*SET EXERCISE*: Each line from the one containing "Give me the" through the end of the listing below must be copied exactly; pictures are excluded.

Stored entries
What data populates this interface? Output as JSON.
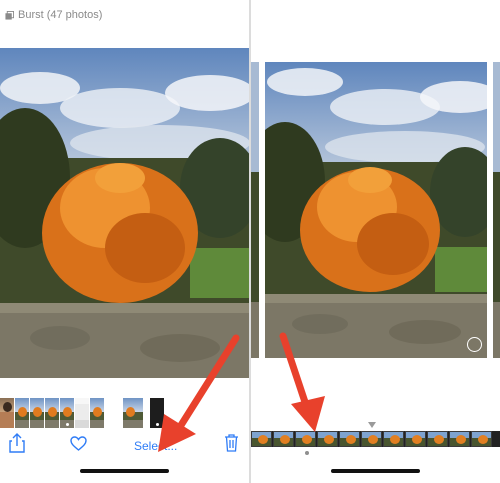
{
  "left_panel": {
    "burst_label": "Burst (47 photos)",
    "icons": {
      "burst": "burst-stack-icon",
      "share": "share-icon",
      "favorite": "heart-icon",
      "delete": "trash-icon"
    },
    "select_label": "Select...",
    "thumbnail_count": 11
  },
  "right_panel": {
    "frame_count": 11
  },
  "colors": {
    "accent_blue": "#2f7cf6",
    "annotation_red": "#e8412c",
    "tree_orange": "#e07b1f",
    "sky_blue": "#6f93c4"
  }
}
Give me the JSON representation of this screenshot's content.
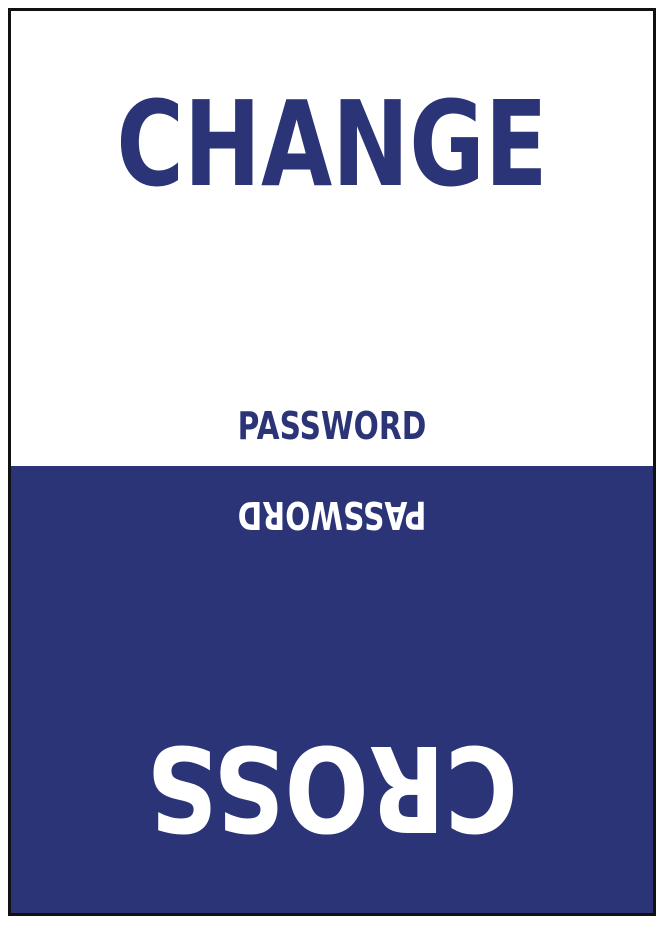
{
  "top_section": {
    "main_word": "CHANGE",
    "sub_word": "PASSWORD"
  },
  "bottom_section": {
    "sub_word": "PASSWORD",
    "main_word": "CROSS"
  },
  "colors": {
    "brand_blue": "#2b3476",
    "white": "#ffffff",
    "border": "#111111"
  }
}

*COMPLETE OUTPUT*:
Give me the JSON representation of this screenshot's content.
{
  "top_section": {
    "main_word": "CHANGE",
    "sub_word": "PASSWORD"
  },
  "bottom_section": {
    "sub_word": "PASSWORD",
    "main_word": "CROSS"
  },
  "colors": {
    "brand_blue": "#2b3476",
    "white": "#ffffff",
    "border": "#111111"
  }
}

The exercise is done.